** begin **
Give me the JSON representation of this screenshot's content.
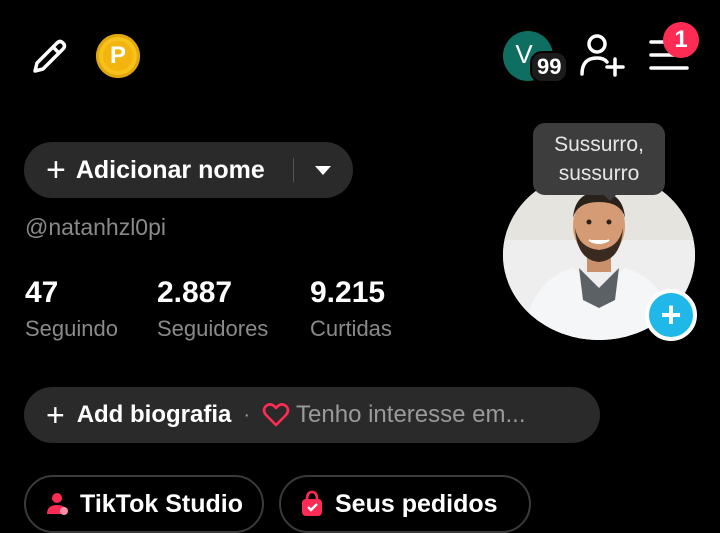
{
  "header": {
    "coin_letter": "P",
    "avatar_letter": "V",
    "avatar_count": "99",
    "notification_count": "1"
  },
  "profile": {
    "name_button_plus": "+",
    "name_button_label": "Adicionar nome",
    "username": "@natanhzl0pi",
    "tooltip_line1": "Sussurro,",
    "tooltip_line2": "sussurro",
    "add_photo_plus": "+"
  },
  "stats": [
    {
      "value": "47",
      "label": "Seguindo"
    },
    {
      "value": "2.887",
      "label": "Seguidores"
    },
    {
      "value": "9.215",
      "label": "Curtidas"
    }
  ],
  "bio": {
    "plus": "+",
    "add_label": "Add biografia",
    "separator": "·",
    "interest_text": "Tenho interesse em..."
  },
  "buttons": {
    "studio_label": "TikTok Studio",
    "orders_label": "Seus pedidos"
  },
  "colors": {
    "background": "#000000",
    "pill": "#2a2a2a",
    "badge_red": "#fe2c55",
    "accent_blue": "#20b8e8",
    "coin_gold": "#f7c21b",
    "avatar_teal": "#0f6e62",
    "heart_pink": "#fe2c55"
  }
}
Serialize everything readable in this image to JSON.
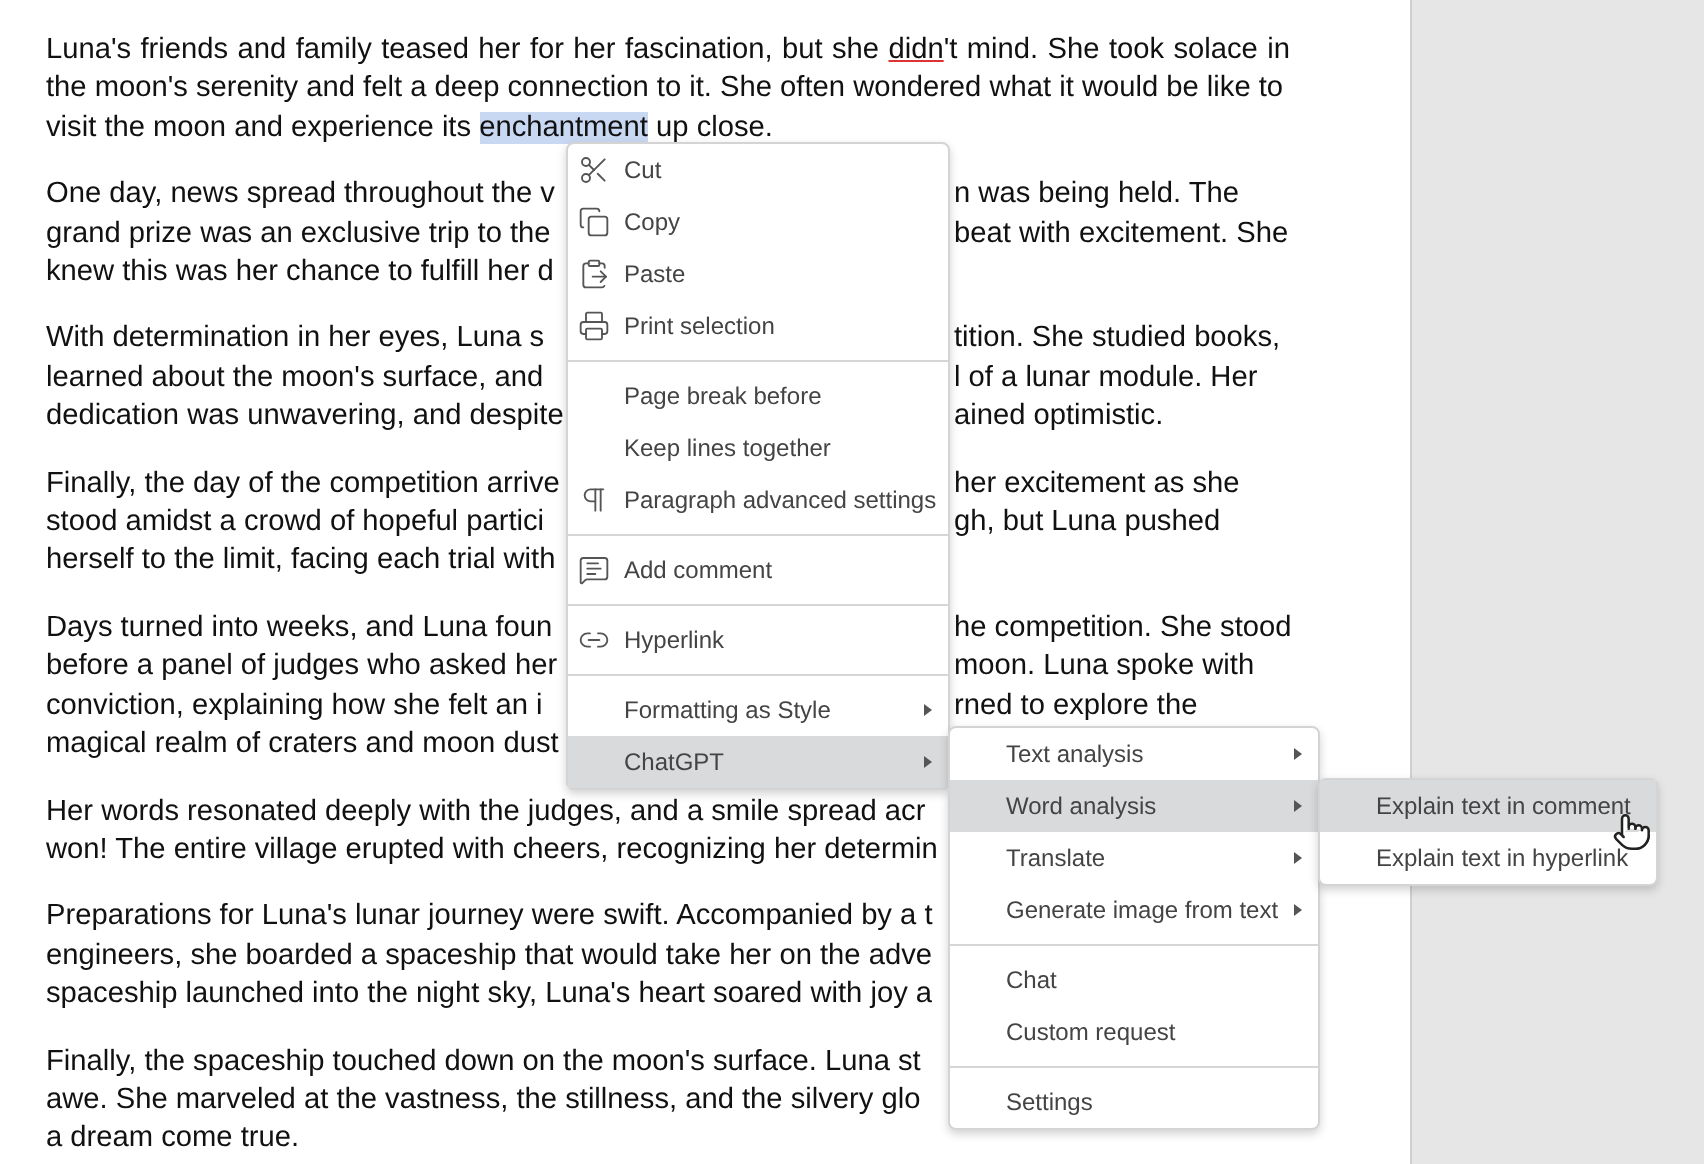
{
  "document": {
    "paragraphs": [
      {
        "lines": [
          {
            "parts": [
              {
                "text": "Luna's friends and family teased her for her fascination, but she ",
                "misspelled": false
              },
              {
                "text": "didn",
                "misspelled": true
              },
              {
                "text": "'t mind. She took solace in",
                "misspelled": false
              }
            ]
          },
          {
            "text": "the moon's serenity and felt a deep connection to it. She often wondered what it would be like to"
          },
          {
            "parts": [
              {
                "text": "visit the moon and experience its ",
                "selected": false
              },
              {
                "text": "enchantment",
                "selected": true
              },
              {
                "text": " up close.",
                "selected": false
              }
            ]
          }
        ]
      },
      {
        "lines": [
          {
            "text": "One day, news spread throughout the v",
            "right": "n was being held. The"
          },
          {
            "text": "grand prize was an exclusive trip to the",
            "right": "beat with excitement. She"
          },
          {
            "text": "knew this was her chance to fulfill her d"
          }
        ]
      },
      {
        "lines": [
          {
            "text": "With determination in her eyes, Luna s",
            "right": "tition. She studied books,"
          },
          {
            "text": "learned about the moon's surface, and",
            "right": "l of a lunar module. Her"
          },
          {
            "text": "dedication was unwavering, and despite",
            "right": "ained optimistic."
          }
        ]
      },
      {
        "lines": [
          {
            "text": "Finally, the day of the competition arrive",
            "right": "her excitement as she"
          },
          {
            "text": "stood amidst a crowd of hopeful partici",
            "right": "gh, but Luna pushed"
          },
          {
            "text": "herself to the limit, facing each trial with"
          }
        ]
      },
      {
        "lines": [
          {
            "text": "Days turned into weeks, and Luna foun",
            "right": "he competition. She stood"
          },
          {
            "text": "before a panel of judges who asked her",
            "right": "moon. Luna spoke with"
          },
          {
            "text": "conviction, explaining how she felt an i",
            "right": "rned to explore the"
          },
          {
            "text": "magical realm of craters and moon dust"
          }
        ]
      },
      {
        "lines": [
          {
            "text": "Her words resonated deeply with the judges, and a smile spread acr"
          },
          {
            "text": "won! The entire village erupted with cheers, recognizing her determin"
          }
        ]
      },
      {
        "lines": [
          {
            "text": "Preparations for Luna's lunar journey were swift. Accompanied by a t"
          },
          {
            "text": "engineers, she boarded a spaceship that would take her on the adve"
          },
          {
            "text": "spaceship launched into the night sky, Luna's heart soared with joy a"
          }
        ]
      },
      {
        "lines": [
          {
            "text": "Finally, the spaceship touched down on the moon's surface. Luna st"
          },
          {
            "text": "awe. She marveled at the vastness, the stillness, and the silvery glo"
          },
          {
            "text": "a dream come true."
          }
        ]
      }
    ]
  },
  "context_menu": {
    "groups": [
      [
        {
          "label": "Cut",
          "selected": false,
          "submenu": false
        },
        {
          "label": "Copy",
          "selected": false,
          "submenu": false
        },
        {
          "label": "Paste",
          "selected": false,
          "submenu": false
        },
        {
          "label": "Print selection",
          "selected": false,
          "submenu": false
        }
      ],
      [
        {
          "label": "Page break before",
          "selected": false,
          "submenu": false
        },
        {
          "label": "Keep lines together",
          "selected": false,
          "submenu": false
        },
        {
          "label": "Paragraph advanced settings",
          "selected": false,
          "submenu": false
        }
      ],
      [
        {
          "label": "Add comment",
          "selected": false,
          "submenu": false
        }
      ],
      [
        {
          "label": "Hyperlink",
          "selected": false,
          "submenu": false
        }
      ],
      [
        {
          "label": "Formatting as Style",
          "selected": false,
          "submenu": true
        },
        {
          "label": "ChatGPT",
          "selected": true,
          "submenu": true
        }
      ]
    ]
  },
  "chatgpt_menu": {
    "groups": [
      [
        {
          "label": "Text analysis",
          "selected": false,
          "submenu": true
        },
        {
          "label": "Word analysis",
          "selected": true,
          "submenu": true
        },
        {
          "label": "Translate",
          "selected": false,
          "submenu": true
        },
        {
          "label": "Generate image from text",
          "selected": false,
          "submenu": true
        }
      ],
      [
        {
          "label": "Chat",
          "selected": false,
          "submenu": false
        },
        {
          "label": "Custom request",
          "selected": false,
          "submenu": false
        }
      ],
      [
        {
          "label": "Settings",
          "selected": false,
          "submenu": false
        }
      ]
    ]
  },
  "word_analysis_menu": {
    "groups": [
      [
        {
          "label": "Explain text in comment",
          "selected": true,
          "submenu": false
        },
        {
          "label": "Explain text in hyperlink",
          "selected": false,
          "submenu": false
        }
      ]
    ]
  }
}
** end **
▶ WHAT YOU WILL DO
Identify each line holding the string "would", and copy it out.

▶ WORKED ANSWER
            "text": "the moon's serenity and felt a deep connection to it. She often wondered what it would be like to"
            "text": "engineers, she boarded a spaceship that would take her on the adve"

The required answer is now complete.